→ DATA PROVIDED:
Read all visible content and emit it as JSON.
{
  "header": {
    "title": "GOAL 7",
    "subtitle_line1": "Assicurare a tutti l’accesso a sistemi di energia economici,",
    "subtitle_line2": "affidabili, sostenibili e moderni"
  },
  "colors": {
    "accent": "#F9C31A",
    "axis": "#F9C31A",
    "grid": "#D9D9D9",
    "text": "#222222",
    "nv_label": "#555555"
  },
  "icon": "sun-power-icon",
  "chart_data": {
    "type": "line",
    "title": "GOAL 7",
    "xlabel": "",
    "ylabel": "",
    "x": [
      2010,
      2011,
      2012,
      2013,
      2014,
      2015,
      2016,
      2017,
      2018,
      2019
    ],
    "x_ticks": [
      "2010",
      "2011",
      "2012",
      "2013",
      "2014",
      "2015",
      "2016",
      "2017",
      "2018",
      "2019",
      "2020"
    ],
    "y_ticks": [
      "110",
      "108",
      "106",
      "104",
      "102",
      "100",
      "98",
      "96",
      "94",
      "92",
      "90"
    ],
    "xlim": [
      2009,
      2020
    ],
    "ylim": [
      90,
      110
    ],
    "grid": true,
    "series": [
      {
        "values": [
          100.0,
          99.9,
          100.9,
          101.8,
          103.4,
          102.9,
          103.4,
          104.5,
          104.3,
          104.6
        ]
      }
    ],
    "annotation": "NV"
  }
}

→ TASK STATEMENT:
Your task is to repeat every entry exactly.

→ ANSWER TO THIS PROBLEM:
Read all visible content and emit it as JSON.
{
  "header": {
    "title": "GOAL 7",
    "subtitle_line1": "Assicurare a tutti l’accesso a sistemi di energia economici,",
    "subtitle_line2": "affidabili, sostenibili e moderni"
  },
  "colors": {
    "accent": "#F9C31A",
    "axis": "#F9C31A",
    "grid": "#D9D9D9",
    "text": "#222222",
    "nv_label": "#555555"
  },
  "icon": "sun-power-icon",
  "chart_data": {
    "type": "line",
    "title": "GOAL 7",
    "xlabel": "",
    "ylabel": "",
    "x": [
      2010,
      2011,
      2012,
      2013,
      2014,
      2015,
      2016,
      2017,
      2018,
      2019
    ],
    "x_ticks": [
      "2010",
      "2011",
      "2012",
      "2013",
      "2014",
      "2015",
      "2016",
      "2017",
      "2018",
      "2019",
      "2020"
    ],
    "y_ticks": [
      "110",
      "108",
      "106",
      "104",
      "102",
      "100",
      "98",
      "96",
      "94",
      "92",
      "90"
    ],
    "xlim": [
      2009,
      2020
    ],
    "ylim": [
      90,
      110
    ],
    "grid": true,
    "series": [
      {
        "values": [
          100.0,
          99.9,
          100.9,
          101.8,
          103.4,
          102.9,
          103.4,
          104.5,
          104.3,
          104.6
        ]
      }
    ],
    "annotation": "NV"
  }
}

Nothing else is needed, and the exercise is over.